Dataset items
————————

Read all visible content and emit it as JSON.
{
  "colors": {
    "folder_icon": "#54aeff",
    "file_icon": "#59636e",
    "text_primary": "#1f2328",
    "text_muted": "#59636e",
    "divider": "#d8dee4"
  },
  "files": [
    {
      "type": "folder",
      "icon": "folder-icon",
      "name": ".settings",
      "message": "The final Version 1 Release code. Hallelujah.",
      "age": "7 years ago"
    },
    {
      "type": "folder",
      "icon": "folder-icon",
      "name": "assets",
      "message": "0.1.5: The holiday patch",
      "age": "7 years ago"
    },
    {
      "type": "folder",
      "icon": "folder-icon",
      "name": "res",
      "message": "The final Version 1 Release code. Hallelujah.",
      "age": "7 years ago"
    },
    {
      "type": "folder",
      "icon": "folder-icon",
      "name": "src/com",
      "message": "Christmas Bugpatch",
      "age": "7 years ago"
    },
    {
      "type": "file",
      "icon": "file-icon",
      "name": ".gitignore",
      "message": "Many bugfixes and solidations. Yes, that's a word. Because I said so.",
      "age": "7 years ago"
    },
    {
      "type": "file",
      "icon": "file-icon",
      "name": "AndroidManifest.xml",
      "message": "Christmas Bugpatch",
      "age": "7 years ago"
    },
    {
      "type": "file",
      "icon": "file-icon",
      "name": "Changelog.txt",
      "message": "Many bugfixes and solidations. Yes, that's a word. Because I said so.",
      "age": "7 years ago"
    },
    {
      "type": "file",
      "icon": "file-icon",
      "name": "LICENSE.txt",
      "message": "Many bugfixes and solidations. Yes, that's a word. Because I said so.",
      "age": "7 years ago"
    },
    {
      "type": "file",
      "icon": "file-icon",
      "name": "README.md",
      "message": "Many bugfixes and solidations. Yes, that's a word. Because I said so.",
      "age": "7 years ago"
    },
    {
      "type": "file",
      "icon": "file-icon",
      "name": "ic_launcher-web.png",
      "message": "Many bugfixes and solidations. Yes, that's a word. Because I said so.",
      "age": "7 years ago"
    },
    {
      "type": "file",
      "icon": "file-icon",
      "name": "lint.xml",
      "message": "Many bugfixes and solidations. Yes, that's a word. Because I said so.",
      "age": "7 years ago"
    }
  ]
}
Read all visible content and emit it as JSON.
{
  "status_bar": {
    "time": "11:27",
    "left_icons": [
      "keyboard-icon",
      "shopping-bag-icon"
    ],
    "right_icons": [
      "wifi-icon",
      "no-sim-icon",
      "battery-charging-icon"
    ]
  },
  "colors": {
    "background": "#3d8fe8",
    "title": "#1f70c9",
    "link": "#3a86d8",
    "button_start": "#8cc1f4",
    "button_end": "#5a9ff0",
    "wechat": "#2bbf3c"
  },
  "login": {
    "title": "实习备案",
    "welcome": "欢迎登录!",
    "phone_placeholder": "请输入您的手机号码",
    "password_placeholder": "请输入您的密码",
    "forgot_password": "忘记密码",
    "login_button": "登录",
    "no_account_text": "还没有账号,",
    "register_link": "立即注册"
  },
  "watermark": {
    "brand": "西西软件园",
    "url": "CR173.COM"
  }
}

————————

• **Exercise directions**
Print all of the entries again, exactly as written.

• **Output for this exercise**
Read all visible content and emit it as JSON.
{
  "colors": {
    "folder_icon": "#54aeff",
    "file_icon": "#59636e",
    "text_primary": "#1f2328",
    "text_muted": "#59636e",
    "divider": "#d8dee4"
  },
  "files": [
    {
      "type": "folder",
      "icon": "folder-icon",
      "name": ".settings",
      "message": "The final Version 1 Release code. Hallelujah.",
      "age": "7 years ago"
    },
    {
      "type": "folder",
      "icon": "folder-icon",
      "name": "assets",
      "message": "0.1.5: The holiday patch",
      "age": "7 years ago"
    },
    {
      "type": "folder",
      "icon": "folder-icon",
      "name": "res",
      "message": "The final Version 1 Release code. Hallelujah.",
      "age": "7 years ago"
    },
    {
      "type": "folder",
      "icon": "folder-icon",
      "name": "src/com",
      "message": "Christmas Bugpatch",
      "age": "7 years ago"
    },
    {
      "type": "file",
      "icon": "file-icon",
      "name": ".gitignore",
      "message": "Many bugfixes and solidations. Yes, that's a word. Because I said so.",
      "age": "7 years ago"
    },
    {
      "type": "file",
      "icon": "file-icon",
      "name": "AndroidManifest.xml",
      "message": "Christmas Bugpatch",
      "age": "7 years ago"
    },
    {
      "type": "file",
      "icon": "file-icon",
      "name": "Changelog.txt",
      "message": "Many bugfixes and solidations. Yes, that's a word. Because I said so.",
      "age": "7 years ago"
    },
    {
      "type": "file",
      "icon": "file-icon",
      "name": "LICENSE.txt",
      "message": "Many bugfixes and solidations. Yes, that's a word. Because I said so.",
      "age": "7 years ago"
    },
    {
      "type": "file",
      "icon": "file-icon",
      "name": "README.md",
      "message": "Many bugfixes and solidations. Yes, that's a word. Because I said so.",
      "age": "7 years ago"
    },
    {
      "type": "file",
      "icon": "file-icon",
      "name": "ic_launcher-web.png",
      "message": "Many bugfixes and solidations. Yes, that's a word. Because I said so.",
      "age": "7 years ago"
    },
    {
      "type": "file",
      "icon": "file-icon",
      "name": "lint.xml",
      "message": "Many bugfixes and solidations. Yes, that's a word. Because I said so.",
      "age": "7 years ago"
    }
  ]
}
Read all visible content and emit it as JSON.
{
  "status_bar": {
    "time": "11:27",
    "left_icons": [
      "keyboard-icon",
      "shopping-bag-icon"
    ],
    "right_icons": [
      "wifi-icon",
      "no-sim-icon",
      "battery-charging-icon"
    ]
  },
  "colors": {
    "background": "#3d8fe8",
    "title": "#1f70c9",
    "link": "#3a86d8",
    "button_start": "#8cc1f4",
    "button_end": "#5a9ff0",
    "wechat": "#2bbf3c"
  },
  "login": {
    "title": "实习备案",
    "welcome": "欢迎登录!",
    "phone_placeholder": "请输入您的手机号码",
    "password_placeholder": "请输入您的密码",
    "forgot_password": "忘记密码",
    "login_button": "登录",
    "no_account_text": "还没有账号,",
    "register_link": "立即注册"
  },
  "watermark": {
    "brand": "西西软件园",
    "url": "CR173.COM"
  }
}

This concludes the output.